Retype all of the data exactly as given.

++++ Given records ++++

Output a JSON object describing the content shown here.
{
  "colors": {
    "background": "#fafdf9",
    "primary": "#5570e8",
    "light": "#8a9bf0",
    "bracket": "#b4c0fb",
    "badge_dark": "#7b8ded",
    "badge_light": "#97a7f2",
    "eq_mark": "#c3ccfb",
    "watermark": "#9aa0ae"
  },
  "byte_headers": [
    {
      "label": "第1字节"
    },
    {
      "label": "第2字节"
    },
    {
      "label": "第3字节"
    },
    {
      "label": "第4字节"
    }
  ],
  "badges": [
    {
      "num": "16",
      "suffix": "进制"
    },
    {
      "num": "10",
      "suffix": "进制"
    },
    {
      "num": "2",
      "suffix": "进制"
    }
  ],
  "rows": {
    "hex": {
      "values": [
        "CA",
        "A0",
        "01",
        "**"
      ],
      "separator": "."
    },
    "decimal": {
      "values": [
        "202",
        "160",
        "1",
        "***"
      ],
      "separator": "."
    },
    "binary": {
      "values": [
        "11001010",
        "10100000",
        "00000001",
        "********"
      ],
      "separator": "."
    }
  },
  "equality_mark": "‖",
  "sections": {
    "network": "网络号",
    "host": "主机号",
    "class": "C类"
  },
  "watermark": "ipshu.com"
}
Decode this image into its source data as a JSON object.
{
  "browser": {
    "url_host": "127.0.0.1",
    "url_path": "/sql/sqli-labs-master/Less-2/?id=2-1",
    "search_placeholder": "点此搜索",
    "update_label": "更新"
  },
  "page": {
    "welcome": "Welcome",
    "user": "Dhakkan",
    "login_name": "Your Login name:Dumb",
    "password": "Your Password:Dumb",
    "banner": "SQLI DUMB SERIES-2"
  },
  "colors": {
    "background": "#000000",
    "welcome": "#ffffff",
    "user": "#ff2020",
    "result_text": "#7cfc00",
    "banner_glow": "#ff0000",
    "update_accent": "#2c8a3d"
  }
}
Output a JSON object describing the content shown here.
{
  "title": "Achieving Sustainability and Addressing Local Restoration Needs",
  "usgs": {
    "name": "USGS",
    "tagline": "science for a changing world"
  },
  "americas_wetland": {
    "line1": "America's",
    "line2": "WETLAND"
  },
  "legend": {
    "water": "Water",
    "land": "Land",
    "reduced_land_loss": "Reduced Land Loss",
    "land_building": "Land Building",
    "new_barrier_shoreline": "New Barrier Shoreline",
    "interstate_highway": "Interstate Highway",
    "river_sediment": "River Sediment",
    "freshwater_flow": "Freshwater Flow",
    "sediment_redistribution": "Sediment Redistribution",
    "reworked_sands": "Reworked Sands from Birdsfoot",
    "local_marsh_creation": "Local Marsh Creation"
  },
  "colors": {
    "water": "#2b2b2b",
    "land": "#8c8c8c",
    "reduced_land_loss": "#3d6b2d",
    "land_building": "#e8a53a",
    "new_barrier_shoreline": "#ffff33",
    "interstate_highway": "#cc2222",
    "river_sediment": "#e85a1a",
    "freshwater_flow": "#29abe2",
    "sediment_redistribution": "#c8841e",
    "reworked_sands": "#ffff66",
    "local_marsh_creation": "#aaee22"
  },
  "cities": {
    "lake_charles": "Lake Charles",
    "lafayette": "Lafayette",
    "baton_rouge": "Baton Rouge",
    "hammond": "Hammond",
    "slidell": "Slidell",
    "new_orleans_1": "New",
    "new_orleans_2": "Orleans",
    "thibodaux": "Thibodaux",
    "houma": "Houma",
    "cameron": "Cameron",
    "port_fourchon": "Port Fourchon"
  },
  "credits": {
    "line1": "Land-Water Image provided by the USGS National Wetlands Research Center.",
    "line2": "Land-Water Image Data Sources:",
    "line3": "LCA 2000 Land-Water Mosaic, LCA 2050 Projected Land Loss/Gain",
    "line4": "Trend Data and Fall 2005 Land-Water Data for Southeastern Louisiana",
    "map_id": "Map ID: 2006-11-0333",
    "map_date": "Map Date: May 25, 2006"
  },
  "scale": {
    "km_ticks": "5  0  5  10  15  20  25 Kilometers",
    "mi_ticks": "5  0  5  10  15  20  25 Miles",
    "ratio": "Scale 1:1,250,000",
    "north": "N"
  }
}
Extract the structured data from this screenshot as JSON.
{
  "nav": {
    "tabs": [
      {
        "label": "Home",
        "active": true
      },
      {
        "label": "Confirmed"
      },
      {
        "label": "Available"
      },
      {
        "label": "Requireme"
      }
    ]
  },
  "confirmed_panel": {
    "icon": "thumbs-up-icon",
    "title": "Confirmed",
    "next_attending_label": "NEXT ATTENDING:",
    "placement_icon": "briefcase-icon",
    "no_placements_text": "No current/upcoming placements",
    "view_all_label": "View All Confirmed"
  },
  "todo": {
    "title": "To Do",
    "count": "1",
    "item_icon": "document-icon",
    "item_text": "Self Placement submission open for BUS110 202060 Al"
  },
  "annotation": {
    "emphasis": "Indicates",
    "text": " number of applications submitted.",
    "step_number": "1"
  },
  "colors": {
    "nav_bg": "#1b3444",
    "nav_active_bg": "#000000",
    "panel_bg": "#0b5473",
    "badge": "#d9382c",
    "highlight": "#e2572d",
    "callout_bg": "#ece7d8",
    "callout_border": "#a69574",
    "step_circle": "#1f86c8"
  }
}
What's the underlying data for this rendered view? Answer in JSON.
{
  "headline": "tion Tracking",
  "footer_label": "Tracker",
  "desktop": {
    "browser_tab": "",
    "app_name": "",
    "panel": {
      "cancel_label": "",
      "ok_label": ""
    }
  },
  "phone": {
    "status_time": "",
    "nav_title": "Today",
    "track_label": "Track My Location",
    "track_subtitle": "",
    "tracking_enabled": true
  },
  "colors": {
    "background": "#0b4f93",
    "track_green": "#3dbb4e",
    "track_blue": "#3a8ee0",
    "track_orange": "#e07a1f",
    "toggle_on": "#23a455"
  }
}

++++

→ **Solution**
Output a JSON object describing the content shown here.
{
  "colors": {
    "background": "#fafdf9",
    "primary": "#5570e8",
    "light": "#8a9bf0",
    "bracket": "#b4c0fb",
    "badge_dark": "#7b8ded",
    "badge_light": "#97a7f2",
    "eq_mark": "#c3ccfb",
    "watermark": "#9aa0ae"
  },
  "byte_headers": [
    {
      "label": "第1字节"
    },
    {
      "label": "第2字节"
    },
    {
      "label": "第3字节"
    },
    {
      "label": "第4字节"
    }
  ],
  "badges": [
    {
      "num": "16",
      "suffix": "进制"
    },
    {
      "num": "10",
      "suffix": "进制"
    },
    {
      "num": "2",
      "suffix": "进制"
    }
  ],
  "rows": {
    "hex": {
      "values": [
        "CA",
        "A0",
        "01",
        "**"
      ],
      "separator": "."
    },
    "decimal": {
      "values": [
        "202",
        "160",
        "1",
        "***"
      ],
      "separator": "."
    },
    "binary": {
      "values": [
        "11001010",
        "10100000",
        "00000001",
        "********"
      ],
      "separator": "."
    }
  },
  "equality_mark": "‖",
  "sections": {
    "network": "网络号",
    "host": "主机号",
    "class": "C类"
  },
  "watermark": "ipshu.com"
}
Decode this image into its source data as a JSON object.
{
  "browser": {
    "url_host": "127.0.0.1",
    "url_path": "/sql/sqli-labs-master/Less-2/?id=2-1",
    "search_placeholder": "点此搜索",
    "update_label": "更新"
  },
  "page": {
    "welcome": "Welcome",
    "user": "Dhakkan",
    "login_name": "Your Login name:Dumb",
    "password": "Your Password:Dumb",
    "banner": "SQLI DUMB SERIES-2"
  },
  "colors": {
    "background": "#000000",
    "welcome": "#ffffff",
    "user": "#ff2020",
    "result_text": "#7cfc00",
    "banner_glow": "#ff0000",
    "update_accent": "#2c8a3d"
  }
}
Output a JSON object describing the content shown here.
{
  "title": "Achieving Sustainability and Addressing Local Restoration Needs",
  "usgs": {
    "name": "USGS",
    "tagline": "science for a changing world"
  },
  "americas_wetland": {
    "line1": "America's",
    "line2": "WETLAND"
  },
  "legend": {
    "water": "Water",
    "land": "Land",
    "reduced_land_loss": "Reduced Land Loss",
    "land_building": "Land Building",
    "new_barrier_shoreline": "New Barrier Shoreline",
    "interstate_highway": "Interstate Highway",
    "river_sediment": "River Sediment",
    "freshwater_flow": "Freshwater Flow",
    "sediment_redistribution": "Sediment Redistribution",
    "reworked_sands": "Reworked Sands from Birdsfoot",
    "local_marsh_creation": "Local Marsh Creation"
  },
  "colors": {
    "water": "#2b2b2b",
    "land": "#8c8c8c",
    "reduced_land_loss": "#3d6b2d",
    "land_building": "#e8a53a",
    "new_barrier_shoreline": "#ffff33",
    "interstate_highway": "#cc2222",
    "river_sediment": "#e85a1a",
    "freshwater_flow": "#29abe2",
    "sediment_redistribution": "#c8841e",
    "reworked_sands": "#ffff66",
    "local_marsh_creation": "#aaee22"
  },
  "cities": {
    "lake_charles": "Lake Charles",
    "lafayette": "Lafayette",
    "baton_rouge": "Baton Rouge",
    "hammond": "Hammond",
    "slidell": "Slidell",
    "new_orleans_1": "New",
    "new_orleans_2": "Orleans",
    "thibodaux": "Thibodaux",
    "houma": "Houma",
    "cameron": "Cameron",
    "port_fourchon": "Port Fourchon"
  },
  "credits": {
    "line1": "Land-Water Image provided by the USGS National Wetlands Research Center.",
    "line2": "Land-Water Image Data Sources:",
    "line3": "LCA 2000 Land-Water Mosaic, LCA 2050 Projected Land Loss/Gain",
    "line4": "Trend Data and Fall 2005 Land-Water Data for Southeastern Louisiana",
    "map_id": "Map ID: 2006-11-0333",
    "map_date": "Map Date: May 25, 2006"
  },
  "scale": {
    "km_ticks": "5  0  5  10  15  20  25 Kilometers",
    "mi_ticks": "5  0  5  10  15  20  25 Miles",
    "ratio": "Scale 1:1,250,000",
    "north": "N"
  }
}
Extract the structured data from this screenshot as JSON.
{
  "nav": {
    "tabs": [
      {
        "label": "Home",
        "active": true
      },
      {
        "label": "Confirmed"
      },
      {
        "label": "Available"
      },
      {
        "label": "Requireme"
      }
    ]
  },
  "confirmed_panel": {
    "icon": "thumbs-up-icon",
    "title": "Confirmed",
    "next_attending_label": "NEXT ATTENDING:",
    "placement_icon": "briefcase-icon",
    "no_placements_text": "No current/upcoming placements",
    "view_all_label": "View All Confirmed"
  },
  "todo": {
    "title": "To Do",
    "count": "1",
    "item_icon": "document-icon",
    "item_text": "Self Placement submission open for BUS110 202060 Al"
  },
  "annotation": {
    "emphasis": "Indicates",
    "text": " number of applications submitted.",
    "step_number": "1"
  },
  "colors": {
    "nav_bg": "#1b3444",
    "nav_active_bg": "#000000",
    "panel_bg": "#0b5473",
    "badge": "#d9382c",
    "highlight": "#e2572d",
    "callout_bg": "#ece7d8",
    "callout_border": "#a69574",
    "step_circle": "#1f86c8"
  }
}
What's the underlying data for this rendered view? Answer in JSON.
{
  "headline": "tion Tracking",
  "footer_label": "Tracker",
  "desktop": {
    "browser_tab": "",
    "app_name": "",
    "panel": {
      "cancel_label": "",
      "ok_label": ""
    }
  },
  "phone": {
    "status_time": "",
    "nav_title": "Today",
    "track_label": "Track My Location",
    "track_subtitle": "",
    "tracking_enabled": true
  },
  "colors": {
    "background": "#0b4f93",
    "track_green": "#3dbb4e",
    "track_blue": "#3a8ee0",
    "track_orange": "#e07a1f",
    "toggle_on": "#23a455"
  }
}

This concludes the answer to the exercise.